# Objective:
Write each line out again exactly as written.

# Source data:
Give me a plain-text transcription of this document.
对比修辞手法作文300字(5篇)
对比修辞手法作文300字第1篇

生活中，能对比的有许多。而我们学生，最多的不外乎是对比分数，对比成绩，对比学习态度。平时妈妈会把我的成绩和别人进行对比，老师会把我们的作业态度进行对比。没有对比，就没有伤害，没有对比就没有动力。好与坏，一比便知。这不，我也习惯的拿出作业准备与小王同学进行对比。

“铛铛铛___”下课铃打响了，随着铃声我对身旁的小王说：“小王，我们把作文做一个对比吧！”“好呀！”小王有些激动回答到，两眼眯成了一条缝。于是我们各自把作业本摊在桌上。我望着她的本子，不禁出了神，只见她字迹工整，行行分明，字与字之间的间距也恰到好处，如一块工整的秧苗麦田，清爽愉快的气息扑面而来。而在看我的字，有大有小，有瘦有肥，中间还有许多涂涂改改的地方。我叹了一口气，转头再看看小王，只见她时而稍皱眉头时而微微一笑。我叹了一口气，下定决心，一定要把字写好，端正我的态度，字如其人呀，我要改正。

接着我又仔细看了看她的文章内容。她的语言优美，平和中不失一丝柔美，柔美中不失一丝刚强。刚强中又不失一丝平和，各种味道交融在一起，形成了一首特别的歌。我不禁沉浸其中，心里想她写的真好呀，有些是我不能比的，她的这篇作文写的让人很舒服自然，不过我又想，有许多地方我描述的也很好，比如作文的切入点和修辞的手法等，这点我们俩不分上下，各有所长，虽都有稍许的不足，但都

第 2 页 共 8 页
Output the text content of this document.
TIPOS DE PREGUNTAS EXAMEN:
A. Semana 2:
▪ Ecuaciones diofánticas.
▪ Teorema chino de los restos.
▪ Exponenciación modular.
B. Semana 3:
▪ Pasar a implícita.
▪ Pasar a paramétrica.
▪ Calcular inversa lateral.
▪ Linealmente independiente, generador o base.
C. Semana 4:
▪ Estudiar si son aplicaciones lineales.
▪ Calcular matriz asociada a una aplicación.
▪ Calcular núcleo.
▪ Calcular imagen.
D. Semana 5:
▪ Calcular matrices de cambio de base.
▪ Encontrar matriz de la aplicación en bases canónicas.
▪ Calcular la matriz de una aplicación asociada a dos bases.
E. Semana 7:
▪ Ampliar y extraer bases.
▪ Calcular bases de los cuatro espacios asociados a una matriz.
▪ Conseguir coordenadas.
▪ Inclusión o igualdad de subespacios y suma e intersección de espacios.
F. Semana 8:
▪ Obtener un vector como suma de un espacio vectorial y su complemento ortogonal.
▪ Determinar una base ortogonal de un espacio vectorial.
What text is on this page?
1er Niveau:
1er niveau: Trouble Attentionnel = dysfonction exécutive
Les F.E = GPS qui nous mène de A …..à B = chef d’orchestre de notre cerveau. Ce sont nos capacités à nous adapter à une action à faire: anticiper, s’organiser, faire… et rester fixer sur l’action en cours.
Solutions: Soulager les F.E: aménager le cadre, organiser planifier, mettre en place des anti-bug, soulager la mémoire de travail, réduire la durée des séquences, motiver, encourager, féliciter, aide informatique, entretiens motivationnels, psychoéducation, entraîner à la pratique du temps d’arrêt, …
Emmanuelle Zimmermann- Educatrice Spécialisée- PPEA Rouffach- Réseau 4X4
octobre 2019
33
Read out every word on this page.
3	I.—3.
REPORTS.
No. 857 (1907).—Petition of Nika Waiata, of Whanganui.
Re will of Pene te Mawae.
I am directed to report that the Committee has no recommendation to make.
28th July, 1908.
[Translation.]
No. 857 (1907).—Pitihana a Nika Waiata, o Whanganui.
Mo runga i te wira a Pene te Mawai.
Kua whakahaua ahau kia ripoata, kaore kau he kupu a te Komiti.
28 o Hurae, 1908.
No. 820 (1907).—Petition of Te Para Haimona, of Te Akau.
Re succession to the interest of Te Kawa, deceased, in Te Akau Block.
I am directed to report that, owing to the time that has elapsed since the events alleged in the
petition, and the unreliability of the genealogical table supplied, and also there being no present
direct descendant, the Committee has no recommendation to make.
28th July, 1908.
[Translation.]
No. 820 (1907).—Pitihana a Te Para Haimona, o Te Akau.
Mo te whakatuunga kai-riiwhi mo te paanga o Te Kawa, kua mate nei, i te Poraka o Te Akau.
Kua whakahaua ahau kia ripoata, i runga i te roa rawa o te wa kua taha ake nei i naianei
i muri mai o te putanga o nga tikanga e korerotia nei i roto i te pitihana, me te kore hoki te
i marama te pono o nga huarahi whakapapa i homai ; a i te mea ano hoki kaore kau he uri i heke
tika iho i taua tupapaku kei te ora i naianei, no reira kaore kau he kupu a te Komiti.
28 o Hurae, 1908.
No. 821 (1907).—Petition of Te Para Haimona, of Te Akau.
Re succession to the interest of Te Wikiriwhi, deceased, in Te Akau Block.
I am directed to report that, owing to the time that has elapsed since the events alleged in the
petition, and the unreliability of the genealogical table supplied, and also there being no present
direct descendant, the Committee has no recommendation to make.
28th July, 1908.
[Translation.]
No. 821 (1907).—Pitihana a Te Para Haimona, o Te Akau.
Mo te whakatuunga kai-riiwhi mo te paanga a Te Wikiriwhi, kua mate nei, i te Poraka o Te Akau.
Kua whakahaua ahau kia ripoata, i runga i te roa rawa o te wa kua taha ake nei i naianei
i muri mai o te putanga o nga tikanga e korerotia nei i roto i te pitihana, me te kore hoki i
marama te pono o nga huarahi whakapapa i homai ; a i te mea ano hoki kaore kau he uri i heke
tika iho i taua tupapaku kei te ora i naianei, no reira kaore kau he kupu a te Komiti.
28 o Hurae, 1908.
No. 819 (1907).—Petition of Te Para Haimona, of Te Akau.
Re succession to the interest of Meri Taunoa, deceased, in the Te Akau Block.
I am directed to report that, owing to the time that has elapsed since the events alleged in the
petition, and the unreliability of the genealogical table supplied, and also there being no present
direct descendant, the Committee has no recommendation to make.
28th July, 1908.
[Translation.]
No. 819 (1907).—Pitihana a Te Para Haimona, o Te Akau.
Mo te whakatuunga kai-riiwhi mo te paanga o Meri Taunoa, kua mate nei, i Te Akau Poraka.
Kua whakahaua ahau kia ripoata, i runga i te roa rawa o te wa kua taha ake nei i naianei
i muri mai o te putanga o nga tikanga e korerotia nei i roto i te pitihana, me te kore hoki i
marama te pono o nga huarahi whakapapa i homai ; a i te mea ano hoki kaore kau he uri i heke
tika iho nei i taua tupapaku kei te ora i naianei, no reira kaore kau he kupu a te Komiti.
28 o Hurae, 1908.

# Complete response:
Give me a plain-text transcription of this document.
对比修辞手法作文300字(5篇)
对比修辞手法作文300字第1篇

生活中，能对比的有许多。而我们学生，最多的不外乎是对比分数，对比成绩，对比学习态度。平时妈妈会把我的成绩和别人进行对比，老师会把我们的作业态度进行对比。没有对比，就没有伤害，没有对比就没有动力。好与坏，一比便知。这不，我也习惯的拿出作业准备与小王同学进行对比。

“铛铛铛___”下课铃打响了，随着铃声我对身旁的小王说：“小王，我们把作文做一个对比吧！”“好呀！”小王有些激动回答到，两眼眯成了一条缝。于是我们各自把作业本摊在桌上。我望着她的本子，不禁出了神，只见她字迹工整，行行分明，字与字之间的间距也恰到好处，如一块工整的秧苗麦田，清爽愉快的气息扑面而来。而在看我的字，有大有小，有瘦有肥，中间还有许多涂涂改改的地方。我叹了一口气，转头再看看小王，只见她时而稍皱眉头时而微微一笑。我叹了一口气，下定决心，一定要把字写好，端正我的态度，字如其人呀，我要改正。

接着我又仔细看了看她的文章内容。她的语言优美，平和中不失一丝柔美，柔美中不失一丝刚强。刚强中又不失一丝平和，各种味道交融在一起，形成了一首特别的歌。我不禁沉浸其中，心里想她写的真好呀，有些是我不能比的，她的这篇作文写的让人很舒服自然，不过我又想，有许多地方我描述的也很好，比如作文的切入点和修辞的手法等，这点我们俩不分上下，各有所长，虽都有稍许的不足，但都

第 2 页 共 8 页
Output the text content of this document.
TIPOS DE PREGUNTAS EXAMEN:
A. Semana 2:
▪ Ecuaciones diofánticas.
▪ Teorema chino de los restos.
▪ Exponenciación modular.
B. Semana 3:
▪ Pasar a implícita.
▪ Pasar a paramétrica.
▪ Calcular inversa lateral.
▪ Linealmente independiente, generador o base.
C. Semana 4:
▪ Estudiar si son aplicaciones lineales.
▪ Calcular matriz asociada a una aplicación.
▪ Calcular núcleo.
▪ Calcular imagen.
D. Semana 5:
▪ Calcular matrices de cambio de base.
▪ Encontrar matriz de la aplicación en bases canónicas.
▪ Calcular la matriz de una aplicación asociada a dos bases.
E. Semana 7:
▪ Ampliar y extraer bases.
▪ Calcular bases de los cuatro espacios asociados a una matriz.
▪ Conseguir coordenadas.
▪ Inclusión o igualdad de subespacios y suma e intersección de espacios.
F. Semana 8:
▪ Obtener un vector como suma de un espacio vectorial y su complemento ortogonal.
▪ Determinar una base ortogonal de un espacio vectorial.
What text is on this page?
1er Niveau:
1er niveau: Trouble Attentionnel = dysfonction exécutive
Les F.E = GPS qui nous mène de A …..à B = chef d’orchestre de notre cerveau. Ce sont nos capacités à nous adapter à une action à faire: anticiper, s’organiser, faire… et rester fixer sur l’action en cours.
Solutions: Soulager les F.E: aménager le cadre, organiser planifier, mettre en place des anti-bug, soulager la mémoire de travail, réduire la durée des séquences, motiver, encourager, féliciter, aide informatique, entretiens motivationnels, psychoéducation, entraîner à la pratique du temps d’arrêt, …
Emmanuelle Zimmermann- Educatrice Spécialisée- PPEA Rouffach- Réseau 4X4
octobre 2019
33
Read out every word on this page.
3	I.—3.
REPORTS.
No. 857 (1907).—Petition of Nika Waiata, of Whanganui.
Re will of Pene te Mawae.
I am directed to report that the Committee has no recommendation to make.
28th July, 1908.
[Translation.]
No. 857 (1907).—Pitihana a Nika Waiata, o Whanganui.
Mo runga i te wira a Pene te Mawai.
Kua whakahaua ahau kia ripoata, kaore kau he kupu a te Komiti.
28 o Hurae, 1908.
No. 820 (1907).—Petition of Te Para Haimona, of Te Akau.
Re succession to the interest of Te Kawa, deceased, in Te Akau Block.
I am directed to report that, owing to the time that has elapsed since the events alleged in the
petition, and the unreliability of the genealogical table supplied, and also there being no present
direct descendant, the Committee has no recommendation to make.
28th July, 1908.
[Translation.]
No. 820 (1907).—Pitihana a Te Para Haimona, o Te Akau.
Mo te whakatuunga kai-riiwhi mo te paanga o Te Kawa, kua mate nei, i te Poraka o Te Akau.
Kua whakahaua ahau kia ripoata, i runga i te roa rawa o te wa kua taha ake nei i naianei
i muri mai o te putanga o nga tikanga e korerotia nei i roto i te pitihana, me te kore hoki te
i marama te pono o nga huarahi whakapapa i homai ; a i te mea ano hoki kaore kau he uri i heke
tika iho i taua tupapaku kei te ora i naianei, no reira kaore kau he kupu a te Komiti.
28 o Hurae, 1908.
No. 821 (1907).—Petition of Te Para Haimona, of Te Akau.
Re succession to the interest of Te Wikiriwhi, deceased, in Te Akau Block.
I am directed to report that, owing to the time that has elapsed since the events alleged in the
petition, and the unreliability of the genealogical table supplied, and also there being no present
direct descendant, the Committee has no recommendation to make.
28th July, 1908.
[Translation.]
No. 821 (1907).—Pitihana a Te Para Haimona, o Te Akau.
Mo te whakatuunga kai-riiwhi mo te paanga a Te Wikiriwhi, kua mate nei, i te Poraka o Te Akau.
Kua whakahaua ahau kia ripoata, i runga i te roa rawa o te wa kua taha ake nei i naianei
i muri mai o te putanga o nga tikanga e korerotia nei i roto i te pitihana, me te kore hoki i
marama te pono o nga huarahi whakapapa i homai ; a i te mea ano hoki kaore kau he uri i heke
tika iho i taua tupapaku kei te ora i naianei, no reira kaore kau he kupu a te Komiti.
28 o Hurae, 1908.
No. 819 (1907).—Petition of Te Para Haimona, of Te Akau.
Re succession to the interest of Meri Taunoa, deceased, in the Te Akau Block.
I am directed to report that, owing to the time that has elapsed since the events alleged in the
petition, and the unreliability of the genealogical table supplied, and also there being no present
direct descendant, the Committee has no recommendation to make.
28th July, 1908.
[Translation.]
No. 819 (1907).—Pitihana a Te Para Haimona, o Te Akau.
Mo te whakatuunga kai-riiwhi mo te paanga o Meri Taunoa, kua mate nei, i Te Akau Poraka.
Kua whakahaua ahau kia ripoata, i runga i te roa rawa o te wa kua taha ake nei i naianei
i muri mai o te putanga o nga tikanga e korerotia nei i roto i te pitihana, me te kore hoki i
marama te pono o nga huarahi whakapapa i homai ; a i te mea ano hoki kaore kau he uri i heke
tika iho nei i taua tupapaku kei te ora i naianei, no reira kaore kau he kupu a te Komiti.
28 o Hurae, 1908.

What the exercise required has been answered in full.